- Task requirements
Identify every line in the records below that contains the word "category", and reproduce each one.

======== Records supplied ========

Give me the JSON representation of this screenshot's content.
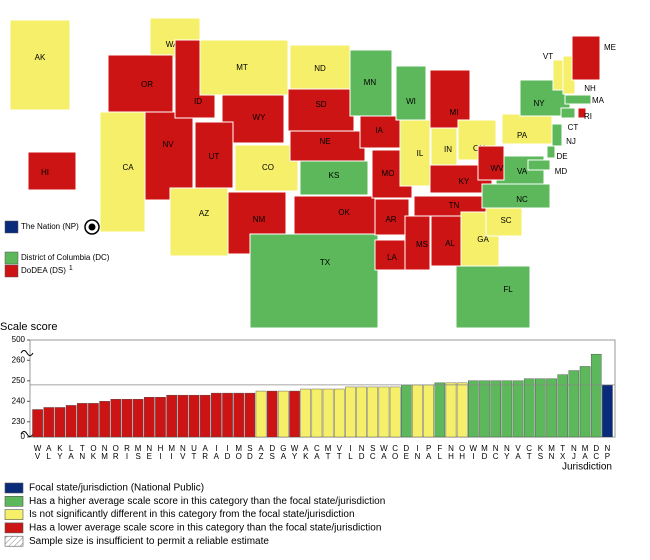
{
  "map": {
    "states": [
      {
        "label": "WA",
        "color": "#f5ef6a"
      },
      {
        "label": "OR",
        "color": "#cc1414"
      },
      {
        "label": "CA",
        "color": "#f5ef6a"
      },
      {
        "label": "NV",
        "color": "#cc1414"
      },
      {
        "label": "ID",
        "color": "#cc1414"
      },
      {
        "label": "MT",
        "color": "#f5ef6a"
      },
      {
        "label": "WY",
        "color": "#cc1414"
      },
      {
        "label": "UT",
        "color": "#cc1414"
      },
      {
        "label": "AZ",
        "color": "#f5ef6a"
      },
      {
        "label": "CO",
        "color": "#f5ef6a"
      },
      {
        "label": "NM",
        "color": "#cc1414"
      },
      {
        "label": "ND",
        "color": "#f5ef6a"
      },
      {
        "label": "SD",
        "color": "#cc1414"
      },
      {
        "label": "NE",
        "color": "#cc1414"
      },
      {
        "label": "KS",
        "color": "#5cb85a"
      },
      {
        "label": "OK",
        "color": "#cc1414"
      },
      {
        "label": "TX",
        "color": "#5cb85a"
      },
      {
        "label": "MN",
        "color": "#5cb85a"
      },
      {
        "label": "IA",
        "color": "#cc1414"
      },
      {
        "label": "MO",
        "color": "#cc1414"
      },
      {
        "label": "AR",
        "color": "#cc1414"
      },
      {
        "label": "LA",
        "color": "#cc1414"
      },
      {
        "label": "WI",
        "color": "#5cb85a"
      },
      {
        "label": "IL",
        "color": "#f5ef6a"
      },
      {
        "label": "MI",
        "color": "#cc1414"
      },
      {
        "label": "IN",
        "color": "#f5ef6a"
      },
      {
        "label": "OH",
        "color": "#f5ef6a"
      },
      {
        "label": "KY",
        "color": "#cc1414"
      },
      {
        "label": "TN",
        "color": "#cc1414"
      },
      {
        "label": "MS",
        "color": "#cc1414"
      },
      {
        "label": "AL",
        "color": "#cc1414"
      },
      {
        "label": "GA",
        "color": "#f5ef6a"
      },
      {
        "label": "FL",
        "color": "#5cb85a"
      },
      {
        "label": "SC",
        "color": "#f5ef6a"
      },
      {
        "label": "NC",
        "color": "#5cb85a"
      },
      {
        "label": "VA",
        "color": "#5cb85a"
      },
      {
        "label": "WV",
        "color": "#cc1414"
      },
      {
        "label": "PA",
        "color": "#f5ef6a"
      },
      {
        "label": "NY",
        "color": "#5cb85a"
      },
      {
        "label": "VT",
        "color": "#f5ef6a"
      },
      {
        "label": "NH",
        "color": "#f5ef6a"
      },
      {
        "label": "ME",
        "color": "#cc1414"
      },
      {
        "label": "MA",
        "color": "#5cb85a"
      },
      {
        "label": "CT",
        "color": "#5cb85a"
      },
      {
        "label": "RI",
        "color": "#cc1414"
      },
      {
        "label": "NJ",
        "color": "#5cb85a"
      },
      {
        "label": "DE",
        "color": "#5cb85a"
      },
      {
        "label": "MD",
        "color": "#5cb85a"
      },
      {
        "label": "AK",
        "color": "#f5ef6a"
      },
      {
        "label": "HI",
        "color": "#cc1414"
      }
    ],
    "key": [
      {
        "label": "The Nation (NP)",
        "color": "#0a2a7a"
      },
      {
        "label": "District of Columbia (DC)",
        "color": "#5cb85a"
      },
      {
        "label": "DoDEA (DS)",
        "color": "#cc1414",
        "note": "1"
      }
    ]
  },
  "chart_data": {
    "type": "bar",
    "y_label": "Scale score",
    "x_label": "Jurisdiction",
    "categories": [
      "WV",
      "AL",
      "KY",
      "LA",
      "TN",
      "OK",
      "NM",
      "OR",
      "RI",
      "MS",
      "NE",
      "HI",
      "MI",
      "NV",
      "UT",
      "AR",
      "IA",
      "ID",
      "MO",
      "SD",
      "AZ",
      "DS",
      "GA",
      "WY",
      "AK",
      "CA",
      "MT",
      "VT",
      "IL",
      "ND",
      "SC",
      "WA",
      "CO",
      "DE",
      "IN",
      "PA",
      "FL",
      "NH",
      "OH",
      "WI",
      "MD",
      "NC",
      "NY",
      "VA",
      "CT",
      "KS",
      "MN",
      "TX",
      "NJ",
      "MA",
      "DC",
      "NP"
    ],
    "values": [
      236,
      237,
      237,
      238,
      239,
      239,
      240,
      241,
      241,
      241,
      242,
      242,
      243,
      243,
      243,
      243,
      244,
      244,
      244,
      244,
      245,
      245,
      245,
      245,
      246,
      246,
      246,
      246,
      247,
      247,
      247,
      247,
      247,
      248,
      248,
      248,
      249,
      249,
      249,
      250,
      250,
      250,
      250,
      250,
      251,
      251,
      251,
      253,
      255,
      257,
      263,
      248
    ],
    "colors": [
      "#cc1414",
      "#cc1414",
      "#cc1414",
      "#cc1414",
      "#cc1414",
      "#cc1414",
      "#cc1414",
      "#cc1414",
      "#cc1414",
      "#cc1414",
      "#cc1414",
      "#cc1414",
      "#cc1414",
      "#cc1414",
      "#cc1414",
      "#cc1414",
      "#cc1414",
      "#cc1414",
      "#cc1414",
      "#cc1414",
      "#f5ef6a",
      "#cc1414",
      "#f5ef6a",
      "#cc1414",
      "#f5ef6a",
      "#f5ef6a",
      "#f5ef6a",
      "#f5ef6a",
      "#f5ef6a",
      "#f5ef6a",
      "#f5ef6a",
      "#f5ef6a",
      "#f5ef6a",
      "#5cb85a",
      "#f5ef6a",
      "#f5ef6a",
      "#5cb85a",
      "#f5ef6a",
      "#f5ef6a",
      "#5cb85a",
      "#5cb85a",
      "#5cb85a",
      "#5cb85a",
      "#5cb85a",
      "#5cb85a",
      "#5cb85a",
      "#5cb85a",
      "#5cb85a",
      "#5cb85a",
      "#5cb85a",
      "#5cb85a",
      "#0a2a7a"
    ],
    "ylim": [
      226,
      266
    ],
    "yticks": [
      230,
      240,
      250,
      260
    ],
    "axis_break_ticks": [
      0,
      500
    ],
    "focal_line": 248,
    "legend": [
      {
        "name": "Focal state/jurisdiction (National Public)",
        "color": "#0a2a7a"
      },
      {
        "name": "Has a higher average scale score in this category than the focal state/jurisdiction",
        "color": "#5cb85a"
      },
      {
        "name": "Is not significantly different in this category from the focal state/jurisdiction",
        "color": "#f5ef6a"
      },
      {
        "name": "Has a lower average scale score in this category than the focal state/jurisdiction",
        "color": "#cc1414"
      },
      {
        "name": "Sample size is insufficient to permit a reliable estimate",
        "pattern": "hatched"
      }
    ]
  }
}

========

- Expected output
        "name": "Has a higher average scale score in this category than the focal state/jurisdiction",
        "name": "Is not significantly different in this category from the focal state/jurisdiction",
        "name": "Has a lower average scale score in this category than the focal state/jurisdiction",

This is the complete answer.